<<<<
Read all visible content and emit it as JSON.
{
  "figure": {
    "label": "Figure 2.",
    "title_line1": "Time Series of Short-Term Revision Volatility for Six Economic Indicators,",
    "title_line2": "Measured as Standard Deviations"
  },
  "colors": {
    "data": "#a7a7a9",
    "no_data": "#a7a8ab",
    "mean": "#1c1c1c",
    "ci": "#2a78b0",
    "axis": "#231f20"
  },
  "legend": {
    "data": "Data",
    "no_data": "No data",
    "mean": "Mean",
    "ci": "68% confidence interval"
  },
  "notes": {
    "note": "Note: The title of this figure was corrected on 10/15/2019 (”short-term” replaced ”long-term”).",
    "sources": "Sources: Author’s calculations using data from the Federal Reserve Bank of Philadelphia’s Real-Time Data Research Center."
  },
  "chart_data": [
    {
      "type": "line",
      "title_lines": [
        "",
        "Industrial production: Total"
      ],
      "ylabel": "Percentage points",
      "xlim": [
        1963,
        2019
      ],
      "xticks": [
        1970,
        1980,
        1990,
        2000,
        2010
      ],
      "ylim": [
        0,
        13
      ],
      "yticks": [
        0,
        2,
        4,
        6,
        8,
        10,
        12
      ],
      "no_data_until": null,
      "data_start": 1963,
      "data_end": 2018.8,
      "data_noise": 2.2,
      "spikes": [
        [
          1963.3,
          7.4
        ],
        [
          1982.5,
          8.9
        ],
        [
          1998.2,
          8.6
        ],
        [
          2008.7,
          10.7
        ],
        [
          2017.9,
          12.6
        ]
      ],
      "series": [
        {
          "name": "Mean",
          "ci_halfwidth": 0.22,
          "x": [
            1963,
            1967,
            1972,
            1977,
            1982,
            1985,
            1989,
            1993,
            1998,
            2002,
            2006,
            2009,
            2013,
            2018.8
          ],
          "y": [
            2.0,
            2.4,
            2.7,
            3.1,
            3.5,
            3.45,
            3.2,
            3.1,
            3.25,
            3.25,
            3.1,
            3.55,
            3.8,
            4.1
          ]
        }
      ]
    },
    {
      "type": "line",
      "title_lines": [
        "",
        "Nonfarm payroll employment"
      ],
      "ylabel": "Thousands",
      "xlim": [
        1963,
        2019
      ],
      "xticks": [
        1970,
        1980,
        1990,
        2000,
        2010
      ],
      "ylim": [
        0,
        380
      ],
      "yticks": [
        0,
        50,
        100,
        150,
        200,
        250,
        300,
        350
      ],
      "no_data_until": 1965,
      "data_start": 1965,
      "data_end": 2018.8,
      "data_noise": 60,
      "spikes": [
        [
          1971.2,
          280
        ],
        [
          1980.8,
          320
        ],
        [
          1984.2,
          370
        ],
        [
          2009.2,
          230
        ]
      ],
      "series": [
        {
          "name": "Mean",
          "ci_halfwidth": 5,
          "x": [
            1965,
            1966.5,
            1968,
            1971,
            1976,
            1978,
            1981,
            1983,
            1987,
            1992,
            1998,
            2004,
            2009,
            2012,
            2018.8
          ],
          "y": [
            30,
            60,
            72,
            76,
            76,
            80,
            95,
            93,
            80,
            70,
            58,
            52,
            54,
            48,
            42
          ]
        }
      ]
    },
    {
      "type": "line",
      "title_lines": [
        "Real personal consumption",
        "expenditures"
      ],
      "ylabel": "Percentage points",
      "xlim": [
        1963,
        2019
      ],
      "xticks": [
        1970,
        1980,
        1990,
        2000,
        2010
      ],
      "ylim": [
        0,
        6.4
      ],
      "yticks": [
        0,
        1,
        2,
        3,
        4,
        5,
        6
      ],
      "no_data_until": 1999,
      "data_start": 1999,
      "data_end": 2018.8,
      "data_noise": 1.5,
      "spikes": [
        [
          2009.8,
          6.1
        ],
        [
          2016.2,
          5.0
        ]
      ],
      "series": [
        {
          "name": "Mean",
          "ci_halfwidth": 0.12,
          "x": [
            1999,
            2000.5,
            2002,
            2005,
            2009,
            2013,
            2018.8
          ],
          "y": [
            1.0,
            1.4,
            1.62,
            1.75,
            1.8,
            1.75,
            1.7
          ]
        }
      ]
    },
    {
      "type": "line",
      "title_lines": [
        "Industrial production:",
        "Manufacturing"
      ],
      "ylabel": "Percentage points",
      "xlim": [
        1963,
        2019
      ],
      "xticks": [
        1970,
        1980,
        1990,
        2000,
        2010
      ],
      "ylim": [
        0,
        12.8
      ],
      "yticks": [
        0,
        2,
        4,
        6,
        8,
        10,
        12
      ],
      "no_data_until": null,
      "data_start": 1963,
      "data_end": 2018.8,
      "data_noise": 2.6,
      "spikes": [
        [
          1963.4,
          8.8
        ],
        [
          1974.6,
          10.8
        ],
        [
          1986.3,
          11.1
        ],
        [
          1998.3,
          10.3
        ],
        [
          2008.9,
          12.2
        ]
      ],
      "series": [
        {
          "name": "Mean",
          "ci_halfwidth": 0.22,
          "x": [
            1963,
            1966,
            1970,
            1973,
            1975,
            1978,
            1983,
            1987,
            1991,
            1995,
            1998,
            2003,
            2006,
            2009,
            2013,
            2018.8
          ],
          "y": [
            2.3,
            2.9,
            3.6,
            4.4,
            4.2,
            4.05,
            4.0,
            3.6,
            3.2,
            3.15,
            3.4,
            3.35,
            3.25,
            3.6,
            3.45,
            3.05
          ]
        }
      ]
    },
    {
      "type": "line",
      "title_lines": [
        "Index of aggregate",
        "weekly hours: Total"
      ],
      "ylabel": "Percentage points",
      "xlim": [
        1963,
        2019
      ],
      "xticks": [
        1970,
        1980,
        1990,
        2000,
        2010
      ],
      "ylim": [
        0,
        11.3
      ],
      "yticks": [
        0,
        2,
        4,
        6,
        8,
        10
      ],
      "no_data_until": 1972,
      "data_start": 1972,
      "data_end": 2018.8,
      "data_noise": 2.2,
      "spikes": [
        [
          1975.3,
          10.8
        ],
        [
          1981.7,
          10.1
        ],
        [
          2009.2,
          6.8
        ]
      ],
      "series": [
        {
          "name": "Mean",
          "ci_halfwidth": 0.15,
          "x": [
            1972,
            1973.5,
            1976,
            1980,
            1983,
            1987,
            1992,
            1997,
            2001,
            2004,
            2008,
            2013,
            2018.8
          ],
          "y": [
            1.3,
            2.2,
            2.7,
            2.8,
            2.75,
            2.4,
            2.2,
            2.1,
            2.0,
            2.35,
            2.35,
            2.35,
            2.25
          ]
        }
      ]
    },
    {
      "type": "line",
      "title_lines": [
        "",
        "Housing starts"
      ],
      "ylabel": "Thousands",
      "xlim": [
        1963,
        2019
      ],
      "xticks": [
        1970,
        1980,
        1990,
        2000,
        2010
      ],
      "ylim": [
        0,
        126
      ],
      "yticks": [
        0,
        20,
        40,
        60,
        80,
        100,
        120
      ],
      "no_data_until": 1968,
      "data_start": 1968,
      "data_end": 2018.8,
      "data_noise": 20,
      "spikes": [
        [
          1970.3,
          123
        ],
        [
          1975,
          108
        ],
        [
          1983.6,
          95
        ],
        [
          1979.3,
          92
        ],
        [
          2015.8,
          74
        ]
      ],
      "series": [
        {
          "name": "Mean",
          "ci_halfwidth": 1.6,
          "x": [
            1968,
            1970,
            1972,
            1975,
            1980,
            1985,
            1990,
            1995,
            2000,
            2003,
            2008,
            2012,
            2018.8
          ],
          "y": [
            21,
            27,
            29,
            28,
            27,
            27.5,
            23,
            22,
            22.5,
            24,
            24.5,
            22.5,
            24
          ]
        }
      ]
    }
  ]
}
>>>>
▶ _SET EXERCISE_
Return the lines of the records that include the string "Industrial".

▶ _ANSWER BELOW_
        "Industrial production: Total"
        "Industrial production:",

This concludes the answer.